------ Provided data

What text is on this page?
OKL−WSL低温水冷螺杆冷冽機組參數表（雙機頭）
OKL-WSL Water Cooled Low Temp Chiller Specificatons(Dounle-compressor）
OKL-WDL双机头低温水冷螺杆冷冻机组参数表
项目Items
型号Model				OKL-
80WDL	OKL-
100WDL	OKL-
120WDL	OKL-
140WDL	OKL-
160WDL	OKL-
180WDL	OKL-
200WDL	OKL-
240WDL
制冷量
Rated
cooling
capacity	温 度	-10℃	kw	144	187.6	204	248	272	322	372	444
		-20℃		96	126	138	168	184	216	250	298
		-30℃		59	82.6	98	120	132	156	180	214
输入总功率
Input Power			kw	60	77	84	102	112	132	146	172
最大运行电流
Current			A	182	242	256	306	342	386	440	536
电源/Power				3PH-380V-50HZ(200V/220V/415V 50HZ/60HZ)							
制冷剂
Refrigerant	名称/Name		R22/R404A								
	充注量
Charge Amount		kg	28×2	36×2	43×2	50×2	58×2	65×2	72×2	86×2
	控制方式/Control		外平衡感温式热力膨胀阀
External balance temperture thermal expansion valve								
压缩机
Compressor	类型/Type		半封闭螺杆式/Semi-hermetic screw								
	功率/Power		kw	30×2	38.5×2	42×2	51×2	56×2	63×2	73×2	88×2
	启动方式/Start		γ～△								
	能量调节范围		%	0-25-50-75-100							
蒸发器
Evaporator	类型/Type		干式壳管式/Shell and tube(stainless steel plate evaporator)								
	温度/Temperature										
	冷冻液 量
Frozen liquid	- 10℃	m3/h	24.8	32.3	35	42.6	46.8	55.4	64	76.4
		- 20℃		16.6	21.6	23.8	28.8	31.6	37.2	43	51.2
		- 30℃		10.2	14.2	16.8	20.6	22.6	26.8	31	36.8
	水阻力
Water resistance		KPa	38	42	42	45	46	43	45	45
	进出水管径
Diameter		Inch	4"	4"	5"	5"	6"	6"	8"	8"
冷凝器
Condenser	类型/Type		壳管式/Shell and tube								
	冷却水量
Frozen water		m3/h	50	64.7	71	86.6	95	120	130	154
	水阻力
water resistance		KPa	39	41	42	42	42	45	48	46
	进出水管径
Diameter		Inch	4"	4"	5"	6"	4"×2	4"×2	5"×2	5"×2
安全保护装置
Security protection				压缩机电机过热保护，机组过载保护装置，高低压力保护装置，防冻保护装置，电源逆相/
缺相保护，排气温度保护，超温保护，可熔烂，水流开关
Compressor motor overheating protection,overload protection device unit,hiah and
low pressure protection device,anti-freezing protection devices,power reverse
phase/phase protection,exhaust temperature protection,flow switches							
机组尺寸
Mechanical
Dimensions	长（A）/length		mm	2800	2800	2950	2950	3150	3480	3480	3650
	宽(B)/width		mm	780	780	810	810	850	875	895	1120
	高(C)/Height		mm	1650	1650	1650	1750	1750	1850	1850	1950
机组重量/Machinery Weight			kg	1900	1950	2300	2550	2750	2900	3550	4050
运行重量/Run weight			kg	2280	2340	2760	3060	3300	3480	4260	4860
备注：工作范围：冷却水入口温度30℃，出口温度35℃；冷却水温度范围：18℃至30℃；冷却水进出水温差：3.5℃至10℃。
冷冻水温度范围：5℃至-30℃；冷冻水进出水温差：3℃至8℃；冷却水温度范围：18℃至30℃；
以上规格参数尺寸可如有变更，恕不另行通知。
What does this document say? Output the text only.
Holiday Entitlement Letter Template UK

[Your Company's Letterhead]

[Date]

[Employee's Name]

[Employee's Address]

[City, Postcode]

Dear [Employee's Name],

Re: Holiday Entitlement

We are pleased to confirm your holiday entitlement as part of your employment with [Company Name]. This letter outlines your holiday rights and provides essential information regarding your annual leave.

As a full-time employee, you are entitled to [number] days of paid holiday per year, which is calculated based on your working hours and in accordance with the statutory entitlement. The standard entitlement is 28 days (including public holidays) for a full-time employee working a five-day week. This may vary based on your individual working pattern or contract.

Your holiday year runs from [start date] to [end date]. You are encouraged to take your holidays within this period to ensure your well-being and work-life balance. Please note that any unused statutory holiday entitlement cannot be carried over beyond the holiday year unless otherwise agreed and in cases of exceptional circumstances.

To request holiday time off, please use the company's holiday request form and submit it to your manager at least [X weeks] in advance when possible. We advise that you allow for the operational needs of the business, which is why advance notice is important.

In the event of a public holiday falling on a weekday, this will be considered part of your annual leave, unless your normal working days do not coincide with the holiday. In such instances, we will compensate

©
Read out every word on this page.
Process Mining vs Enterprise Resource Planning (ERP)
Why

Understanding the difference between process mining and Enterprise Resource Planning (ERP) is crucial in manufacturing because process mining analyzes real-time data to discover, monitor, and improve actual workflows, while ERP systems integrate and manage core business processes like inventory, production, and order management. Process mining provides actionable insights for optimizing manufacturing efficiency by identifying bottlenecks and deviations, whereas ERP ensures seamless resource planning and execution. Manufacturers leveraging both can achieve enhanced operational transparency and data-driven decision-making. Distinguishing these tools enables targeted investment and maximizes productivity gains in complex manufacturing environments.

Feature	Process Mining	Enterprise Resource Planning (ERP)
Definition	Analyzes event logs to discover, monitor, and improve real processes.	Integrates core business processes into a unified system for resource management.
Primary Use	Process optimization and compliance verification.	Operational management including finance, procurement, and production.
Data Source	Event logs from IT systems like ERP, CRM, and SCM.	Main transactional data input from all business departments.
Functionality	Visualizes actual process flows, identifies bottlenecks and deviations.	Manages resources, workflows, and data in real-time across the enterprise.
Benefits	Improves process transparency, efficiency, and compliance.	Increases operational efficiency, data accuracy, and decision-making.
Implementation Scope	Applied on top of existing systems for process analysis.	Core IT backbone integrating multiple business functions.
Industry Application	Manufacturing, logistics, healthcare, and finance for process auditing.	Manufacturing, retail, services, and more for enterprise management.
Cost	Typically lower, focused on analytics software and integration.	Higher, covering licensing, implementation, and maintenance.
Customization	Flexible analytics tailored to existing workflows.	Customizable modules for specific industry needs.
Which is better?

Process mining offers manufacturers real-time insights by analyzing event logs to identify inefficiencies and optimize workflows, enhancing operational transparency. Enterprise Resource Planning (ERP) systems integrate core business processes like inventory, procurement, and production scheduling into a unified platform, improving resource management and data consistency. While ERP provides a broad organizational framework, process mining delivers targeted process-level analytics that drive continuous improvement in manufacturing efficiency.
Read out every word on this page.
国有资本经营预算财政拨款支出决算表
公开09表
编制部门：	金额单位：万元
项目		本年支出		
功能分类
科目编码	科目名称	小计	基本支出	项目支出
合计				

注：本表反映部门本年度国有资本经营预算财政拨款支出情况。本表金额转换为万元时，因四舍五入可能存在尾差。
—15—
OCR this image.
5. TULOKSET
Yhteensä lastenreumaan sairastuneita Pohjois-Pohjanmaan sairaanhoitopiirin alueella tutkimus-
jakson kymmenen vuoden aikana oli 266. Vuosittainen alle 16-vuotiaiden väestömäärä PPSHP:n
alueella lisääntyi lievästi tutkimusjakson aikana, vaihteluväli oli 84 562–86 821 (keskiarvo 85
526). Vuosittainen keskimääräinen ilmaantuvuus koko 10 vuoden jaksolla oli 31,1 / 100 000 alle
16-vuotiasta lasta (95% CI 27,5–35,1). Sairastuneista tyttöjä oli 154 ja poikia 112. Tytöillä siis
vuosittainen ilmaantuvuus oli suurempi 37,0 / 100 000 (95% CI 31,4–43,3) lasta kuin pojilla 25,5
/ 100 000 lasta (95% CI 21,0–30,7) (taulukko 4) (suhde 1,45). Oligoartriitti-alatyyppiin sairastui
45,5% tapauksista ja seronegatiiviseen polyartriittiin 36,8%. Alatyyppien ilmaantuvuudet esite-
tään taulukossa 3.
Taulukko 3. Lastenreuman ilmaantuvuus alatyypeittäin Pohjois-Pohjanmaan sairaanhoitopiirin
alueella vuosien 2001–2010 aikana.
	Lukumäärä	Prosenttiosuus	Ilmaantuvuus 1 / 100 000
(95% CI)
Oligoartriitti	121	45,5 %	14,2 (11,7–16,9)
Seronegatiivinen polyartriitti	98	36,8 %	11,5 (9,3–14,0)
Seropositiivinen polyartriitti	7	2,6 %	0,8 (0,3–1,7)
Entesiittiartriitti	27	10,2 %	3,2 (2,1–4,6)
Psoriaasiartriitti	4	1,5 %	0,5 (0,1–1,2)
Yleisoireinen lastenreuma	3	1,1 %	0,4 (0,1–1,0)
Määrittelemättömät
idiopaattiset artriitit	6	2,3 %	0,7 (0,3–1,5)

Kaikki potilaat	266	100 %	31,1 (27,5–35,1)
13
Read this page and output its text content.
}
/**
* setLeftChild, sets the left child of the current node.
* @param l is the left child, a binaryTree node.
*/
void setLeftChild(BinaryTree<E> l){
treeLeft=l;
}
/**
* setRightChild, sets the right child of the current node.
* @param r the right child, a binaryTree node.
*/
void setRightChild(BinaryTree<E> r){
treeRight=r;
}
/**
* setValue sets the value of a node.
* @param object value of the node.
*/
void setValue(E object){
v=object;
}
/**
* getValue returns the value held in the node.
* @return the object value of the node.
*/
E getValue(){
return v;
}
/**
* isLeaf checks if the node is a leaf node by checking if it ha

------------

Write out again, exactly, the lines from the one holding "Read this page and output its text content." through the end of the listing, with both ends included.

(Result of the task)
Read this page and output its text content.
}
/**
* setLeftChild, sets the left child of the current node.
* @param l is the left child, a binaryTree node.
*/
void setLeftChild(BinaryTree<E> l){
treeLeft=l;
}
/**
* setRightChild, sets the right child of the current node.
* @param r the right child, a binaryTree node.
*/
void setRightChild(BinaryTree<E> r){
treeRight=r;
}
/**
* setValue sets the value of a node.
* @param object value of the node.
*/
void setValue(E object){
v=object;
}
/**
* getValue returns the value held in the node.
* @return the object value of the node.
*/
E getValue(){
return v;
}
/**
* isLeaf checks if the node is a leaf node by checking if it ha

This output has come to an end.